= Set problem =
In the near-death account below, what did the guiding figure wear or carry that made the narrator think it was a dead grandfather?

From But One Piece of Clay, Many Forms Can Be Made

AngelicView: This super NDE is chock-full of great information about our existence, both here and on the other side of the veil. She says that she came back with super-lucid dreams, spontaneous OBE’s, premonitions, intuitive perceptions of the thoughts of other people, and five times the feeling of having had a bi-location experience. What she didn’t come back with, though, was what she felt was the most important. In her words:

In my mind there remains a footprint of something that will be of help to many, but I don’t know how to explain it in words. Perhaps there is another way to convey it?

and

I think I have something in my mind that could help humanity and I can’t remember what it is.

and

I would like someone to help me experience the “all knowingness” again, to remember with clarity what I experienced and thus help humanity.

It seems our Creator is trying to keep this a secret, as many NDE’ers have reported that they couldn’t remember the most important thing – that one thing that would help humanity. Perhaps he/she/it wants us to discover this thing on our own.

Be assured, though, that this NDE has much wisdom and guidance within. Thanks to Hafur for sharing her NDE.

I suddenly found myself in complete darkness and there was nothing to grab hold of until I remembered that I had a body…and when I felt love, a light came on within my heart and little by little it grew larger until it illuminated my body completely floodlight with its own light.

I sensed that I was in some kind of cave or dark tunnel, and towards the back a small light appeared that grew larger to the degree that my own light grew,  and it got nearer, as if it were a reflection of where I should go.
In the darkness there were many shadows of people around me walking without feeling or purpose (like Zombies).  I saw on my right a being who didn’t show me his face and I thought it was my dead grandfather because of the suit he wore of English cashmere, his cane, and hat that he wore when he was alive. He indicated to me that I shouldn’t try to speak with those people because they would pay me no mind.  They were in their own unconscious dream walking like robots.  This made me sad and feel compassionate towards them.
I decided to continue on my way towards the light at the back of the tunnel and came out upon a very beautiful little beach where there were many ranges of colors I have not seen on earth. They were very clear and sharp but didn’t hurt my eyes.  Very white sand, the blue of the sky and water were very lovely.  The color of the rocks etc. weren’t reflections of anything.  They shone of their own light.

The figure on my right, who was guiding me, stopped and I could not see his face and as though we were at a small, enclosed beach, there was a hill that served as a place for projecting my life from beginning to end several times.  At first rapidly and afterwards more slowly.  It was amazing how my life was shown with events I had completely forgotten about and others that were so insignificant that it felt like I was seeing each frame of the  personal movie of my life on earth. I realized that I understood everything with a great clarity and super-lucidity I had never experienced before.  I discovered that I had personally chosen to take on a physical body and have the life experiences I was having.  I realized I had wasted time in suffering and what I should have been doing was using my freedom to choose true love, and not pain, in all that came into my life.

= Recorded information =

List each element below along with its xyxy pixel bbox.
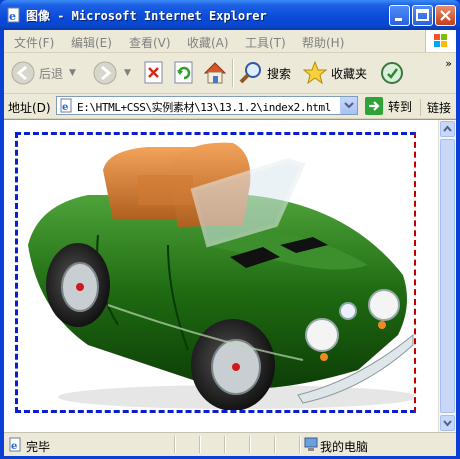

= Final result =
A suit of English cashmere, a cane, and a hat, the clothes the grandfather wore when he was alive.